Stated goal = Set the listing down again in full, word for word, with the pictures left out.

Data for this task =
** start **

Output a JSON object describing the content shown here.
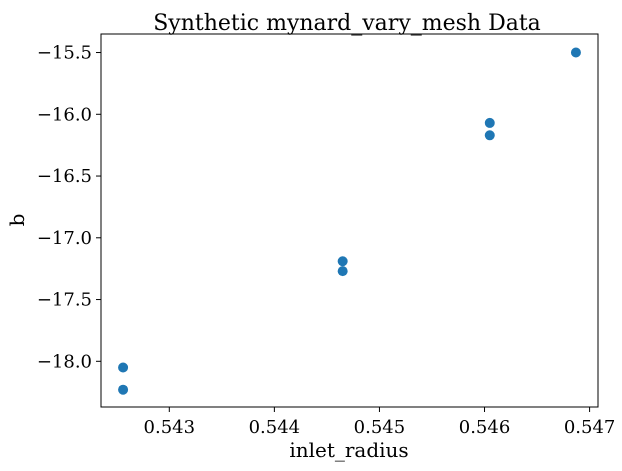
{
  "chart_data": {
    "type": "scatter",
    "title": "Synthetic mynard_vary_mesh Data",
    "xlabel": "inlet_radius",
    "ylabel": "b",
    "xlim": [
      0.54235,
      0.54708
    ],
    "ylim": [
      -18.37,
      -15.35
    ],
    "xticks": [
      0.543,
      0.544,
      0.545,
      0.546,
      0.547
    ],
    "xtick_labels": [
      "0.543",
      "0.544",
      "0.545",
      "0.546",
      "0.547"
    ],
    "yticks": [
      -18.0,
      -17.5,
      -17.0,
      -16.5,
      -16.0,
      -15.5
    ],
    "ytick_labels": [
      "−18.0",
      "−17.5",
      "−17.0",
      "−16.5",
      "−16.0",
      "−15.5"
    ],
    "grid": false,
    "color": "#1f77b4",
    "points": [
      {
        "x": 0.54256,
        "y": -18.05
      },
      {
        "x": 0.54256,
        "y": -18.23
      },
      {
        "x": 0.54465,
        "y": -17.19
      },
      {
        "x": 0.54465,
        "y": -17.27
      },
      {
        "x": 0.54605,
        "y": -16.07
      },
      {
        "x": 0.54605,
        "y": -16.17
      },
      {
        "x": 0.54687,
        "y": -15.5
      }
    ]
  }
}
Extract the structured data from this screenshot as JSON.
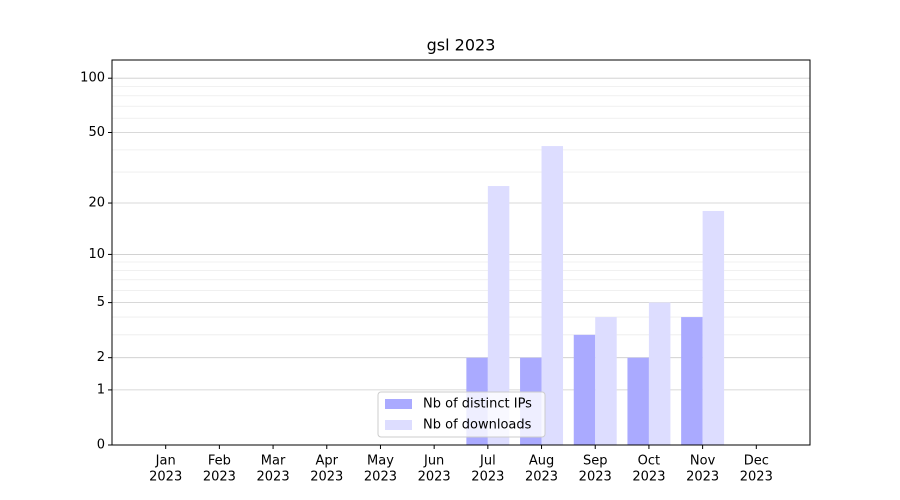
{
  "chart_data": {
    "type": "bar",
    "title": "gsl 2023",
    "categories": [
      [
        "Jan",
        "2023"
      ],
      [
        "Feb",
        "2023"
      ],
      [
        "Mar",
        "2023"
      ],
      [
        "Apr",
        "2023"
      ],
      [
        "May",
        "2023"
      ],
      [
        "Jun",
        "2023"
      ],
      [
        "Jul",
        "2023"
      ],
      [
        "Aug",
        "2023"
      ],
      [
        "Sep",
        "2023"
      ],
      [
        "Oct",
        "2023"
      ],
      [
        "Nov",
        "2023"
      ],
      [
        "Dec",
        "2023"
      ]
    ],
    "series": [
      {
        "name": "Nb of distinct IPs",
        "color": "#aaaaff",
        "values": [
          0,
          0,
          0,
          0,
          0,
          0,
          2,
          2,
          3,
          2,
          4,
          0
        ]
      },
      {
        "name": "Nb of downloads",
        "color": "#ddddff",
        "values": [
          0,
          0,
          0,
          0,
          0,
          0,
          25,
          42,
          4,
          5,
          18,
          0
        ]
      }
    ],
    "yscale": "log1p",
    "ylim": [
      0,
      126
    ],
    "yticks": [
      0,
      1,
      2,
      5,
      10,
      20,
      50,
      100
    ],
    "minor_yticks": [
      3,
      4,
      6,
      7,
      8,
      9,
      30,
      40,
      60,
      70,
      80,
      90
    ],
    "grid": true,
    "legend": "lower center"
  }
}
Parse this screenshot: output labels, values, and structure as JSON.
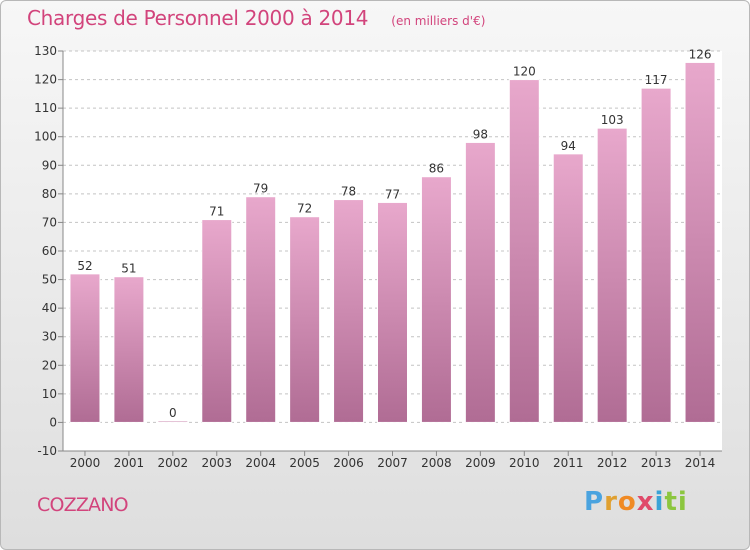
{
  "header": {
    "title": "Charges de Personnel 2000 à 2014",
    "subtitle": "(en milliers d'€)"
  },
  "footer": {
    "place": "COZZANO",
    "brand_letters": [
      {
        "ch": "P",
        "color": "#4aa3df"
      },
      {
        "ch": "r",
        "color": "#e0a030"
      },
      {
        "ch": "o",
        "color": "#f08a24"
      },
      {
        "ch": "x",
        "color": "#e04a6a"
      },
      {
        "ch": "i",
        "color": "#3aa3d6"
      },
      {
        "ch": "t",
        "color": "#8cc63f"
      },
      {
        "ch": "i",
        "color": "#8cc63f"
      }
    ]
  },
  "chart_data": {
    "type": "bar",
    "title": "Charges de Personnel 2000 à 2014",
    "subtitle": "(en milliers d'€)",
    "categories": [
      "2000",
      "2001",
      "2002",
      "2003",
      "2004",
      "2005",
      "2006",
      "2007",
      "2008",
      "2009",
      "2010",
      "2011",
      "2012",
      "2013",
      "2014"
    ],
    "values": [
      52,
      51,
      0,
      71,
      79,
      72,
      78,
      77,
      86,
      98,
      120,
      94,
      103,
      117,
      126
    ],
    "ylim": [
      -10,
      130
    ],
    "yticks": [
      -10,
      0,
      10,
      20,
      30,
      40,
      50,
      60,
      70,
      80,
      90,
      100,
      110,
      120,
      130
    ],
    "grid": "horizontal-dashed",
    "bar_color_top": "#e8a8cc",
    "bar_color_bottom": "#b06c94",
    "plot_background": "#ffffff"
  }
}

** end **

Worked solution =
Output a JSON object describing the content shown here.
{
  "chart_data": {
    "type": "scatter",
    "title": "Synthetic mynard_vary_mesh Data",
    "xlabel": "inlet_radius",
    "ylabel": "b",
    "xlim": [
      0.54235,
      0.54708
    ],
    "ylim": [
      -18.37,
      -15.35
    ],
    "xticks": [
      0.543,
      0.544,
      0.545,
      0.546,
      0.547
    ],
    "xtick_labels": [
      "0.543",
      "0.544",
      "0.545",
      "0.546",
      "0.547"
    ],
    "yticks": [
      -18.0,
      -17.5,
      -17.0,
      -16.5,
      -16.0,
      -15.5
    ],
    "ytick_labels": [
      "−18.0",
      "−17.5",
      "−17.0",
      "−16.5",
      "−16.0",
      "−15.5"
    ],
    "grid": false,
    "color": "#1f77b4",
    "points": [
      {
        "x": 0.54256,
        "y": -18.05
      },
      {
        "x": 0.54256,
        "y": -18.23
      },
      {
        "x": 0.54465,
        "y": -17.19
      },
      {
        "x": 0.54465,
        "y": -17.27
      },
      {
        "x": 0.54605,
        "y": -16.07
      },
      {
        "x": 0.54605,
        "y": -16.17
      },
      {
        "x": 0.54687,
        "y": -15.5
      }
    ]
  }
}
Extract the structured data from this screenshot as JSON.
{
  "chart_data": {
    "type": "bar",
    "title": "gsl 2023",
    "categories": [
      [
        "Jan",
        "2023"
      ],
      [
        "Feb",
        "2023"
      ],
      [
        "Mar",
        "2023"
      ],
      [
        "Apr",
        "2023"
      ],
      [
        "May",
        "2023"
      ],
      [
        "Jun",
        "2023"
      ],
      [
        "Jul",
        "2023"
      ],
      [
        "Aug",
        "2023"
      ],
      [
        "Sep",
        "2023"
      ],
      [
        "Oct",
        "2023"
      ],
      [
        "Nov",
        "2023"
      ],
      [
        "Dec",
        "2023"
      ]
    ],
    "series": [
      {
        "name": "Nb of distinct IPs",
        "color": "#aaaaff",
        "values": [
          0,
          0,
          0,
          0,
          0,
          0,
          2,
          2,
          3,
          2,
          4,
          0
        ]
      },
      {
        "name": "Nb of downloads",
        "color": "#ddddff",
        "values": [
          0,
          0,
          0,
          0,
          0,
          0,
          25,
          42,
          4,
          5,
          18,
          0
        ]
      }
    ],
    "yscale": "log1p",
    "ylim": [
      0,
      126
    ],
    "yticks": [
      0,
      1,
      2,
      5,
      10,
      20,
      50,
      100
    ],
    "minor_yticks": [
      3,
      4,
      6,
      7,
      8,
      9,
      30,
      40,
      60,
      70,
      80,
      90
    ],
    "grid": true,
    "legend": "lower center"
  }
}
Parse this screenshot: output labels, values, and structure as JSON.
{
  "header": {
    "title": "Charges de Personnel 2000 à 2014",
    "subtitle": "(en milliers d'€)"
  },
  "footer": {
    "place": "COZZANO",
    "brand_letters": [
      {
        "ch": "P",
        "color": "#4aa3df"
      },
      {
        "ch": "r",
        "color": "#e0a030"
      },
      {
        "ch": "o",
        "color": "#f08a24"
      },
      {
        "ch": "x",
        "color": "#e04a6a"
      },
      {
        "ch": "i",
        "color": "#3aa3d6"
      },
      {
        "ch": "t",
        "color": "#8cc63f"
      },
      {
        "ch": "i",
        "color": "#8cc63f"
      }
    ]
  },
  "chart_data": {
    "type": "bar",
    "title": "Charges de Personnel 2000 à 2014",
    "subtitle": "(en milliers d'€)",
    "categories": [
      "2000",
      "2001",
      "2002",
      "2003",
      "2004",
      "2005",
      "2006",
      "2007",
      "2008",
      "2009",
      "2010",
      "2011",
      "2012",
      "2013",
      "2014"
    ],
    "values": [
      52,
      51,
      0,
      71,
      79,
      72,
      78,
      77,
      86,
      98,
      120,
      94,
      103,
      117,
      126
    ],
    "ylim": [
      -10,
      130
    ],
    "yticks": [
      -10,
      0,
      10,
      20,
      30,
      40,
      50,
      60,
      70,
      80,
      90,
      100,
      110,
      120,
      130
    ],
    "grid": "horizontal-dashed",
    "bar_color_top": "#e8a8cc",
    "bar_color_bottom": "#b06c94",
    "plot_background": "#ffffff"
  }
}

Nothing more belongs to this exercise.